- [Your goal]
Rewrite every line of the rows below as a JSON list of strings, one string per line, leaving out any blank lines.

··· Material for this exercise

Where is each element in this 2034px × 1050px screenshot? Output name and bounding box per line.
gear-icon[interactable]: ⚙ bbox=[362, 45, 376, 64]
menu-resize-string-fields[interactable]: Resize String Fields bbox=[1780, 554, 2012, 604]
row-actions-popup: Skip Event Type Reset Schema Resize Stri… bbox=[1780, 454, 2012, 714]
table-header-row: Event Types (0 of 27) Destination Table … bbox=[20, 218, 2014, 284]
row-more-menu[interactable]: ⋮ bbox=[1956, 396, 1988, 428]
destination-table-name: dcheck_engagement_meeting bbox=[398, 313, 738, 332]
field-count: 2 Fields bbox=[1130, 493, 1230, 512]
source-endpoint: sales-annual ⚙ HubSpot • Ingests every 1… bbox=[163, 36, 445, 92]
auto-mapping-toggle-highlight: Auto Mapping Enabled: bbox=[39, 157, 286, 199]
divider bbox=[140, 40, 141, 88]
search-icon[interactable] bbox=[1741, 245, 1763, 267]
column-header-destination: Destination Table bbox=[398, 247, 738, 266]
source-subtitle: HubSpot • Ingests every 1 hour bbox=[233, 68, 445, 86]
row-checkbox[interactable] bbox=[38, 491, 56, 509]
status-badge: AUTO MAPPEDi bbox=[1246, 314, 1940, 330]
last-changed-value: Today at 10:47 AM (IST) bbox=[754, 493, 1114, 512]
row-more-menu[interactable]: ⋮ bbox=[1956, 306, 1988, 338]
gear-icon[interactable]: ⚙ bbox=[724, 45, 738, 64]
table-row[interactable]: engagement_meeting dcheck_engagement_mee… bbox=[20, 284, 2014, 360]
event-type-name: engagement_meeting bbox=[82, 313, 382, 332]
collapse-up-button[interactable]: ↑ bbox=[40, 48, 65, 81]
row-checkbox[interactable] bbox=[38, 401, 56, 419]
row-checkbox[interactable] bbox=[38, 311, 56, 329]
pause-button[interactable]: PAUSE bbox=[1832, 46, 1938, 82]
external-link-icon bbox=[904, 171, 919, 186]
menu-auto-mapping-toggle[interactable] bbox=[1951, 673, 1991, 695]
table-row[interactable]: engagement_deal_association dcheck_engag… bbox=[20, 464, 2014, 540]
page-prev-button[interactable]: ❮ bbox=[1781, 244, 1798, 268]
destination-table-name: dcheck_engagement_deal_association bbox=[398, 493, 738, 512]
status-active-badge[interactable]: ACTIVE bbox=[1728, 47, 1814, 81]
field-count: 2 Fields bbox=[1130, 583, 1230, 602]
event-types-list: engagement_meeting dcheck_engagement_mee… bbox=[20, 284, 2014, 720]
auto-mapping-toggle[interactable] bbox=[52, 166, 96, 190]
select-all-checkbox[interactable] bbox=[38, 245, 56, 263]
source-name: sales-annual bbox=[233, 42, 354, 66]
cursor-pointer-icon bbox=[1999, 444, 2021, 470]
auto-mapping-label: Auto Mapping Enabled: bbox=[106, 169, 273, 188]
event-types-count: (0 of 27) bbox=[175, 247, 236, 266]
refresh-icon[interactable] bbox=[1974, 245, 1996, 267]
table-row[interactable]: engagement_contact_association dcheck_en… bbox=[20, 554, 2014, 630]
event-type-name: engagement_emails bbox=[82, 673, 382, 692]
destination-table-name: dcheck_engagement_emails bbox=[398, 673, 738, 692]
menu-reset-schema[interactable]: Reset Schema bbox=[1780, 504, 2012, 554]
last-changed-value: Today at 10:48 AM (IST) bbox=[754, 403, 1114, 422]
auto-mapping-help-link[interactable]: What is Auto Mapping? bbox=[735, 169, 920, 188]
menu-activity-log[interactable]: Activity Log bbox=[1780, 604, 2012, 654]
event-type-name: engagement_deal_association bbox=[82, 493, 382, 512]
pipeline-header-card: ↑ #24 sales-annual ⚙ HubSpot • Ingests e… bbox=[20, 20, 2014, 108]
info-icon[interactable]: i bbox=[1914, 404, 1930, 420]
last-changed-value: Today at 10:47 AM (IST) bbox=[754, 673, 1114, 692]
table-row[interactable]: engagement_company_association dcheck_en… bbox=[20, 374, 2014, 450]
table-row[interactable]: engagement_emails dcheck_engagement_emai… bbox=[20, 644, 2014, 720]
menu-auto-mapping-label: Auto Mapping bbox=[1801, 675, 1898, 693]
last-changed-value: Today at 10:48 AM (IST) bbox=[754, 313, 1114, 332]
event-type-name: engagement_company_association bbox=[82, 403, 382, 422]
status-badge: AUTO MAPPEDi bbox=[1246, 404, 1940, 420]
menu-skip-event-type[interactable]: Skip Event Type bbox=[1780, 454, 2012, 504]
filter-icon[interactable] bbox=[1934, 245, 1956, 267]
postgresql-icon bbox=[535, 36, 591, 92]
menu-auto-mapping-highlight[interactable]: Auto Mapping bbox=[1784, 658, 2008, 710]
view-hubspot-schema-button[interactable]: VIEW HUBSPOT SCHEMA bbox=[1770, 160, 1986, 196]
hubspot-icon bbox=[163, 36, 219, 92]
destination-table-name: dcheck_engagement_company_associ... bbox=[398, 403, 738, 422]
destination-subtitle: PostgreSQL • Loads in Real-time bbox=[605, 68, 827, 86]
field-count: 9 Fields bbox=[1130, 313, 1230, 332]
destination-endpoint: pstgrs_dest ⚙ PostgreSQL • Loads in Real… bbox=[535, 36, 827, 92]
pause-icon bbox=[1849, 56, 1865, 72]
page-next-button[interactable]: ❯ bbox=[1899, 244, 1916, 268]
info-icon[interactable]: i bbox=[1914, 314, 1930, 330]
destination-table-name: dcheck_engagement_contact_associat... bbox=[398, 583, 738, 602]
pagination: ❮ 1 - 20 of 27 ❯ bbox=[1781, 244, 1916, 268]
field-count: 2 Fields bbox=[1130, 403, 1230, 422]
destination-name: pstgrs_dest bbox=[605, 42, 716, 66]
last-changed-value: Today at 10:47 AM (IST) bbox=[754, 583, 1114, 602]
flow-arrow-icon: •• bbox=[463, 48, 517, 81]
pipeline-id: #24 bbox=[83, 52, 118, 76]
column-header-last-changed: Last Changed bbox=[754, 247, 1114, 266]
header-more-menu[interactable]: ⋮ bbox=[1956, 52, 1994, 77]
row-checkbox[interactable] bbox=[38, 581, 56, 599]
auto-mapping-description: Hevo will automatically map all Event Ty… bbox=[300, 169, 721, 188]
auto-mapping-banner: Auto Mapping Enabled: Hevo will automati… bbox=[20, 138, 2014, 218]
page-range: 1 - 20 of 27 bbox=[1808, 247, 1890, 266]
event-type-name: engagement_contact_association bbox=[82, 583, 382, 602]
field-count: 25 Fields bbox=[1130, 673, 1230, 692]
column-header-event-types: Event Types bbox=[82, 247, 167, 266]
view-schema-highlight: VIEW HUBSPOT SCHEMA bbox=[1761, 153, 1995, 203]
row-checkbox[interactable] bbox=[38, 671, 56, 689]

······

- [Correct response]
[
  "Where is each element in this 2034px × 1050px screenshot? Output name and bounding box per line.",
  "gear-icon[interactable]: ⚙ bbox=[362, 45, 376, 64]",
  "menu-resize-string-fields[interactable]: Resize String Fields bbox=[1780, 554, 2012, 604]",
  "row-actions-popup: Skip Event Type Reset Schema Resize Stri… bbox=[1780, 454, 2012, 714]",
  "table-header-row: Event Types (0 of 27) Destination Table … bbox=[20, 218, 2014, 284]",
  "row-more-menu[interactable]: ⋮ bbox=[1956, 396, 1988, 428]",
  "destination-table-name: dcheck_engagement_meeting bbox=[398, 313, 738, 332]",
  "field-count: 2 Fields bbox=[1130, 493, 1230, 512]",
  "source-endpoint: sales-annual ⚙ HubSpot • Ingests every 1… bbox=[163, 36, 445, 92]",
  "auto-mapping-toggle-highlight: Auto Mapping Enabled: bbox=[39, 157, 286, 199]",
  "divider bbox=[140, 40, 141, 88]",
  "search-icon[interactable] bbox=[1741, 245, 1763, 267]",
  "column-header-destination: Destination Table bbox=[398, 247, 738, 266]",
  "source-subtitle: HubSpot • Ingests every 1 hour bbox=[233, 68, 445, 86]",
  "row-checkbox[interactable] bbox=[38, 491, 56, 509]",
  "status-badge: AUTO MAPPEDi bbox=[1246, 314, 1940, 330]",
  "last-changed-value: Today at 10:47 AM (IST) bbox=[754, 493, 1114, 512]",
  "row-more-menu[interactable]: ⋮ bbox=[1956, 306, 1988, 338]",
  "gear-icon[interactable]: ⚙ bbox=[724, 45, 738, 64]",
  "table-row[interactable]: engagement_meeting dcheck_engagement_mee… bbox=[20, 284, 2014, 360]",
  "event-type-name: engagement_meeting bbox=[82, 313, 382, 332]",
  "collapse-up-button[interactable]: ↑ bbox=[40, 48, 65, 81]",
  "row-checkbox[interactable] bbox=[38, 401, 56, 419]",
  "row-checkbox[interactable] bbox=[38, 311, 56, 329]",
  "pause-button[interactable]: PAUSE bbox=[1832, 46, 1938, 82]",
  "external-link-icon bbox=[904, 171, 919, 186]",
  "menu-auto-mapping-toggle[interactable] bbox=[1951, 673, 1991, 695]",
  "table-row[interactable]: engagement_deal_association dcheck_engag… bbox=[20, 464, 2014, 540]",
  "page-prev-button[interactable]: ❮ bbox=[1781, 244, 1798, 268]",
  "destination-table-name: dcheck_engagement_deal_association bbox=[398, 493, 738, 512]",
  "status-active-badge[interactable]: ACTIVE bbox=[1728, 47, 1814, 81]",
  "field-count: 2 Fields bbox=[1130, 583, 1230, 602]",
  "event-types-list: engagement_meeting dcheck_engagement_mee… bbox=[20, 284, 2014, 720]",
  "auto-mapping-toggle[interactable] bbox=[52, 166, 96, 190]",
  "select-all-checkbox[interactable] bbox=[38, 245, 56, 263]",
  "source-name: sales-annual bbox=[233, 42, 354, 66]",
  "cursor-pointer-icon bbox=[1999, 444, 2021, 470]",
  "auto-mapping-label: Auto Mapping Enabled: bbox=[106, 169, 273, 188]",
  "event-types-count: (0 of 27) bbox=[175, 247, 236, 266]",
  "refresh-icon[interactable] bbox=[1974, 245, 1996, 267]",
  "table-row[interactable]: engagement_contact_association dcheck_en… bbox=[20, 554, 2014, 630]",
  "event-type-name: engagement_emails bbox=[82, 673, 382, 692]",
  "destination-table-name: dcheck_engagement_emails bbox=[398, 673, 738, 692]",
  "menu-reset-schema[interactable]: Reset Schema bbox=[1780, 504, 2012, 554]",
  "last-changed-value: Today at 10:48 AM (IST) bbox=[754, 403, 1114, 422]",
  "auto-mapping-help-link[interactable]: What is Auto Mapping? bbox=[735, 169, 920, 188]",
  "menu-activity-log[interactable]: Activity Log bbox=[1780, 604, 2012, 654]",
  "event-type-name: engagement_deal_association bbox=[82, 493, 382, 512]",
  "pipeline-header-card: ↑ #24 sales-annual ⚙ HubSpot • Ingests e… bbox=[20, 20, 2014, 108]",
  "info-icon[interactable]: i bbox=[1914, 404, 1930, 420]",
  "last-changed-value: Today at 10:47 AM (IST) bbox=[754, 673, 1114, 692]",
  "table-row[interactable]: engagement_company_association dcheck_en… bbox=[20, 374, 2014, 450]",
  "table-row[interactable]: engagement_emails dcheck_engagement_emai… bbox=[20, 644, 2014, 720]",
  "menu-auto-mapping-label: Auto Mapping bbox=[1801, 675, 1898, 693]",
  "last-changed-value: Today at 10:48 AM (IST) bbox=[754, 313, 1114, 332]",
  "event-type-name: engagement_company_association bbox=[82, 403, 382, 422]",
  "status-badge: AUTO MAPPEDi bbox=[1246, 404, 1940, 420]",
  "menu-skip-event-type[interactable]: Skip Event Type bbox=[1780, 454, 2012, 504]",
  "filter-icon[interactable] bbox=[1934, 245, 1956, 267]",
  "postgresql-icon bbox=[535, 36, 591, 92]",
  "menu-auto-mapping-highlight[interactable]: Auto Mapping bbox=[1784, 658, 2008, 710]",
  "view-hubspot-schema-button[interactable]: VIEW HUBSPOT SCHEMA bbox=[1770, 160, 1986, 196]",
  "hubspot-icon bbox=[163, 36, 219, 92]",
  "destination-table-name: dcheck_engagement_company_associ... bbox=[398, 403, 738, 422]",
  "destination-subtitle: PostgreSQL • Loads in Real-time bbox=[605, 68, 827, 86]",
  "field-count: 9 Fields bbox=[1130, 313, 1230, 332]",
  "destination-endpoint: pstgrs_dest ⚙ PostgreSQL • Loads in Real… bbox=[535, 36, 827, 92]",
  "pause-icon bbox=[1849, 56, 1865, 72]",
  "page-next-button[interactable]: ❯ bbox=[1899, 244, 1916, 268]",
  "info-icon[interactable]: i bbox=[1914, 314, 1930, 330]",
  "destination-table-name: dcheck_engagement_contact_associat... bbox=[398, 583, 738, 602]",
  "pagination: ❮ 1 - 20 of 27 ❯ bbox=[1781, 244, 1916, 268]",
  "field-count: 2 Fields bbox=[1130, 403, 1230, 422]",
  "destination-name: pstgrs_dest bbox=[605, 42, 716, 66]",
  "last-changed-value: Today at 10:47 AM (IST) bbox=[754, 583, 1114, 602]",
  "flow-arrow-icon: •• bbox=[463, 48, 517, 81]",
  "pipeline-id: #24 bbox=[83, 52, 118, 76]",
  "column-header-last-changed: Last Changed bbox=[754, 247, 1114, 266]",
  "header-more-menu[interactable]: ⋮ bbox=[1956, 52, 1994, 77]",
  "row-checkbox[interactable] bbox=[38, 581, 56, 599]",
  "auto-mapping-description: Hevo will automatically map all Event Ty… bbox=[300, 169, 721, 188]",
  "auto-mapping-banner: Auto Mapping Enabled: Hevo will automati… bbox=[20, 138, 2014, 218]",
  "page-range: 1 - 20 of 27 bbox=[1808, 247, 1890, 266]",
  "event-type-name: engagement_contact_association bbox=[82, 583, 382, 602]",
  "field-count: 25 Fields bbox=[1130, 673, 1230, 692]",
  "column-header-event-types: Event Types bbox=[82, 247, 167, 266]",
  "view-schema-highlight: VIEW HUBSPOT SCHEMA bbox=[1761, 153, 1995, 203]",
  "row-checkbox[interactable] bbox=[38, 671, 56, 689]"
]